---- Exercise data
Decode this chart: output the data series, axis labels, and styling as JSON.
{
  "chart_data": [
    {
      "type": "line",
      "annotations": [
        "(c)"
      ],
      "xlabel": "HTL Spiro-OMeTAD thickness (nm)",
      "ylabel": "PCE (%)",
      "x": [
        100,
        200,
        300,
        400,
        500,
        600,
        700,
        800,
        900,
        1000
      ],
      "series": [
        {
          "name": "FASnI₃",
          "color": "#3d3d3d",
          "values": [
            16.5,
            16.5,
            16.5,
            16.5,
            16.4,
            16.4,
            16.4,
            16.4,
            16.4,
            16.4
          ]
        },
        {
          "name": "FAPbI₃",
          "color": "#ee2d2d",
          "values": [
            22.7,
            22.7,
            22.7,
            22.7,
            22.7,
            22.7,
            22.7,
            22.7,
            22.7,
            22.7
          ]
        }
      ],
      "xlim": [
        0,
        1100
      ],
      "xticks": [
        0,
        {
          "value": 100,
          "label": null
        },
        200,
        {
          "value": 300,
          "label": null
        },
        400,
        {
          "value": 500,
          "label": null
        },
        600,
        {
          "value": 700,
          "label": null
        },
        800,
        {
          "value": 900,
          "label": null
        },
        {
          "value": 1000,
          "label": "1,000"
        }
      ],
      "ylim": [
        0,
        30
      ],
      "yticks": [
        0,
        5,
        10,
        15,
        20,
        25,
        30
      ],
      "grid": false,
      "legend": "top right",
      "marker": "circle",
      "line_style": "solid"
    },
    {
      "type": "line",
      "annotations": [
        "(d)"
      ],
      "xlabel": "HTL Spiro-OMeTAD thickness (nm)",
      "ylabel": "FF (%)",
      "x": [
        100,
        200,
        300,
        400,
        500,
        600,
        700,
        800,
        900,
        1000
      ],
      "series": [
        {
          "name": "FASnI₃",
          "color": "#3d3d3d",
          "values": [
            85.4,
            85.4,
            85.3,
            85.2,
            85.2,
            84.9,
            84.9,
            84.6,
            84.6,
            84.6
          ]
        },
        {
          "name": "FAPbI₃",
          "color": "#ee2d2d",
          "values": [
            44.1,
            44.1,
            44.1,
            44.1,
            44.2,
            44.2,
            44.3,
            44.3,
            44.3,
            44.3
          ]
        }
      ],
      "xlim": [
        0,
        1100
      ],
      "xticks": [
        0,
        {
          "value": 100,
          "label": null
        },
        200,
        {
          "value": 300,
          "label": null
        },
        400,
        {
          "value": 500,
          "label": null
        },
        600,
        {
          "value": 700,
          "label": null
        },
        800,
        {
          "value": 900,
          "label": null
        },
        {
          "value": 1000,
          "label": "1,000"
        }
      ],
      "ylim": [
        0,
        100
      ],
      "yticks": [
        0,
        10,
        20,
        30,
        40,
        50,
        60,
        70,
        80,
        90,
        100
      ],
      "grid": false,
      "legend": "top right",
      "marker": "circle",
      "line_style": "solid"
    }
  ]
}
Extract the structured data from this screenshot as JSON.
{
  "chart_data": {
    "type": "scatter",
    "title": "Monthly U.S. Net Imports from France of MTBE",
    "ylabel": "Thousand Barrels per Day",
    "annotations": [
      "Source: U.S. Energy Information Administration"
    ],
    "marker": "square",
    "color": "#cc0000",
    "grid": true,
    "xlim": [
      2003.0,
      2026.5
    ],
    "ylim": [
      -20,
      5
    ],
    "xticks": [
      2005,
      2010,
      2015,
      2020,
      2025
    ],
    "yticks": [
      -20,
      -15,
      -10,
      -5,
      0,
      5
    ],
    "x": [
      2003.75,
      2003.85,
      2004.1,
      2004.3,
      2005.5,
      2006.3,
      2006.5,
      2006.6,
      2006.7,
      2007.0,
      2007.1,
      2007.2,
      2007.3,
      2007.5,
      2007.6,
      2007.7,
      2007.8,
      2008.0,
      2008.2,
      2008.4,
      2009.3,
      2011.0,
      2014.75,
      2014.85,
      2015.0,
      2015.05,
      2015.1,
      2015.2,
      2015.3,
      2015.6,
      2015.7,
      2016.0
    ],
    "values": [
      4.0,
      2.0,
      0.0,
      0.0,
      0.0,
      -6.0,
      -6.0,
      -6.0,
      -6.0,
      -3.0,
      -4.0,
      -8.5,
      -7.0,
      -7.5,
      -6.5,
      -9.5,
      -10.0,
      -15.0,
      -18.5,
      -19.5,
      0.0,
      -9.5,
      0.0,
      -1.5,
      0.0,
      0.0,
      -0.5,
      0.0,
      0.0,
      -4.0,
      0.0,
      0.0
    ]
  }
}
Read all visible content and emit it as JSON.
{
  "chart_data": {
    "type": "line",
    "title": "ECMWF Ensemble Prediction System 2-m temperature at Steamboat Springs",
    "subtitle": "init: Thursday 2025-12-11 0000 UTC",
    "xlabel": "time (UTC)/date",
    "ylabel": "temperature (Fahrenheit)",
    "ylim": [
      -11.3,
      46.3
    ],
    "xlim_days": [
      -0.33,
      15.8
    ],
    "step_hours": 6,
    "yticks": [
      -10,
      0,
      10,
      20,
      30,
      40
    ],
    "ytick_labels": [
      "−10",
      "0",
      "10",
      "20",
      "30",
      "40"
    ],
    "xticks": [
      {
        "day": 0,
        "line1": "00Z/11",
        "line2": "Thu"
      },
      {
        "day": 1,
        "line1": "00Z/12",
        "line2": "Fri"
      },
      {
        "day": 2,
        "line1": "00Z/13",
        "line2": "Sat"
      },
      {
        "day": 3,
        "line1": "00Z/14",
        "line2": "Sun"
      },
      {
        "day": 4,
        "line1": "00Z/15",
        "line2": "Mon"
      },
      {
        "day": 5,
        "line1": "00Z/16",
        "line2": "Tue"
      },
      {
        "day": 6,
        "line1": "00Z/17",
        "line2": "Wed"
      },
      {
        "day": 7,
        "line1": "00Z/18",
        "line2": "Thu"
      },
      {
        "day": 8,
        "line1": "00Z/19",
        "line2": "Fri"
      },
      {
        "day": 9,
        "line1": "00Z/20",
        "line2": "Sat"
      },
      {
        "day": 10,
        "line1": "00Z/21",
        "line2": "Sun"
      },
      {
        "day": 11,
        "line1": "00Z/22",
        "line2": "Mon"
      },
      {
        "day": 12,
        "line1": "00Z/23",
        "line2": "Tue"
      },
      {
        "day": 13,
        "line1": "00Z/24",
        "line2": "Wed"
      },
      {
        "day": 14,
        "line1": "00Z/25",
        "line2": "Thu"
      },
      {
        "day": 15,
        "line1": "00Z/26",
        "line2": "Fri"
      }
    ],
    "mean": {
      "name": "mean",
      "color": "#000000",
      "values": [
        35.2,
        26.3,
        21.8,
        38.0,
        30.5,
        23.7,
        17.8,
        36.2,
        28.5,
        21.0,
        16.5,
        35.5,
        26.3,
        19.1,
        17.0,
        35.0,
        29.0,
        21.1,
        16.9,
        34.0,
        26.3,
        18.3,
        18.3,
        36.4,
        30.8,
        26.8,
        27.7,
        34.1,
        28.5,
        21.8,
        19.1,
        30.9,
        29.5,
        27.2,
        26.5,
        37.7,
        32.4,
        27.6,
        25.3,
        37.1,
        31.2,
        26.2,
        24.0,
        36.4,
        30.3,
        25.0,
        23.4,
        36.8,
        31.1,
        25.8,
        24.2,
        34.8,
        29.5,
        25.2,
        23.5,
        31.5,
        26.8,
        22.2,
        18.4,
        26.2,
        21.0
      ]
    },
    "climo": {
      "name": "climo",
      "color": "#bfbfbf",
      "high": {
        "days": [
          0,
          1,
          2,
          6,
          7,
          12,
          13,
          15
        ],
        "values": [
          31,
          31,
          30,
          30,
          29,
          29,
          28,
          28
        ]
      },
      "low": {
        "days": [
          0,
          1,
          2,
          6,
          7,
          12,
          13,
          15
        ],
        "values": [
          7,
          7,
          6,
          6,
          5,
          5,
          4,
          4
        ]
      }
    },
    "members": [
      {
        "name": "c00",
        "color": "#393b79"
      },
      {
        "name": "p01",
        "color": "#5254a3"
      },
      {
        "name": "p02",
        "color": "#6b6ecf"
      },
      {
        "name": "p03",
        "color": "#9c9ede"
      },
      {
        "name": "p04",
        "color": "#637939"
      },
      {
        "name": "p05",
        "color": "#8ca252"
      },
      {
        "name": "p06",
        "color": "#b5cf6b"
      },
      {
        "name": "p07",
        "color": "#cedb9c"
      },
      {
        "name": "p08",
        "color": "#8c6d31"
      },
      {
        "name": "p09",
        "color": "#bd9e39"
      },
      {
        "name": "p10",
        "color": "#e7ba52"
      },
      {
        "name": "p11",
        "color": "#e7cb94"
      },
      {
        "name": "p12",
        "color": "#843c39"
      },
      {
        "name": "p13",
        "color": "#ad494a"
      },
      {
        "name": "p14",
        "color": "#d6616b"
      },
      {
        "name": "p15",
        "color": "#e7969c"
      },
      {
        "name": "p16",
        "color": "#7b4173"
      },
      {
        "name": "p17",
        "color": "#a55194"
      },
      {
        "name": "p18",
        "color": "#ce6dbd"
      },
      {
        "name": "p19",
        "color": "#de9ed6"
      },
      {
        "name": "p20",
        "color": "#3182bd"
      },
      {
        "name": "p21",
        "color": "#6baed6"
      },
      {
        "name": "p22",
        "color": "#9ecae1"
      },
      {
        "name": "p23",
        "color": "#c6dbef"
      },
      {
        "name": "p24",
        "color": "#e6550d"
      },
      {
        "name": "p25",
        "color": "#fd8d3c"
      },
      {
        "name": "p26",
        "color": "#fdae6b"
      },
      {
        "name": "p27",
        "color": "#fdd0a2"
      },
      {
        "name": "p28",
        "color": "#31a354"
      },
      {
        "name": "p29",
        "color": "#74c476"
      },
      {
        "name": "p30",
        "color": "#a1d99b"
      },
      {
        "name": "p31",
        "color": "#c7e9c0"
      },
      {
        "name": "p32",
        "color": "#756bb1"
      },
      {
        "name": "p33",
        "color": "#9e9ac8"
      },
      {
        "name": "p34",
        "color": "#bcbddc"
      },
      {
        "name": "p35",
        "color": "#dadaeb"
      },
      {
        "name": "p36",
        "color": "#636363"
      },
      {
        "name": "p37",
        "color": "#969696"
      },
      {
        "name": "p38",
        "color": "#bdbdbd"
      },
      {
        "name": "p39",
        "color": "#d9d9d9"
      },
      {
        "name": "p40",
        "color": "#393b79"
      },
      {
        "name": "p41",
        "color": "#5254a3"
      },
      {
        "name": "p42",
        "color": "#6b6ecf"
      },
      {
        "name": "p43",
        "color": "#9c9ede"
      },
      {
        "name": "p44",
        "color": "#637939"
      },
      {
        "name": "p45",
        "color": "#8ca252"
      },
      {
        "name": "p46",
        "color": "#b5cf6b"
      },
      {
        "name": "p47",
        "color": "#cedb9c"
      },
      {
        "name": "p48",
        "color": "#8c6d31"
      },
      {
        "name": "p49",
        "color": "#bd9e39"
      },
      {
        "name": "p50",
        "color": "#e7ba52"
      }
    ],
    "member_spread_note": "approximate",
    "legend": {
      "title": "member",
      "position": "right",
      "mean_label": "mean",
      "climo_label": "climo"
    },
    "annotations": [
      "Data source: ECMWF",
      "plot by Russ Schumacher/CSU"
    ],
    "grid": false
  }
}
--------
**Problem description**. Copy all the lines above that hold the string "JSON".

**Answer to this problem**.
Decode this chart: output the data series, axis labels, and styling as JSON.
Extract the structured data from this screenshot as JSON.
Read all visible content and emit it as JSON.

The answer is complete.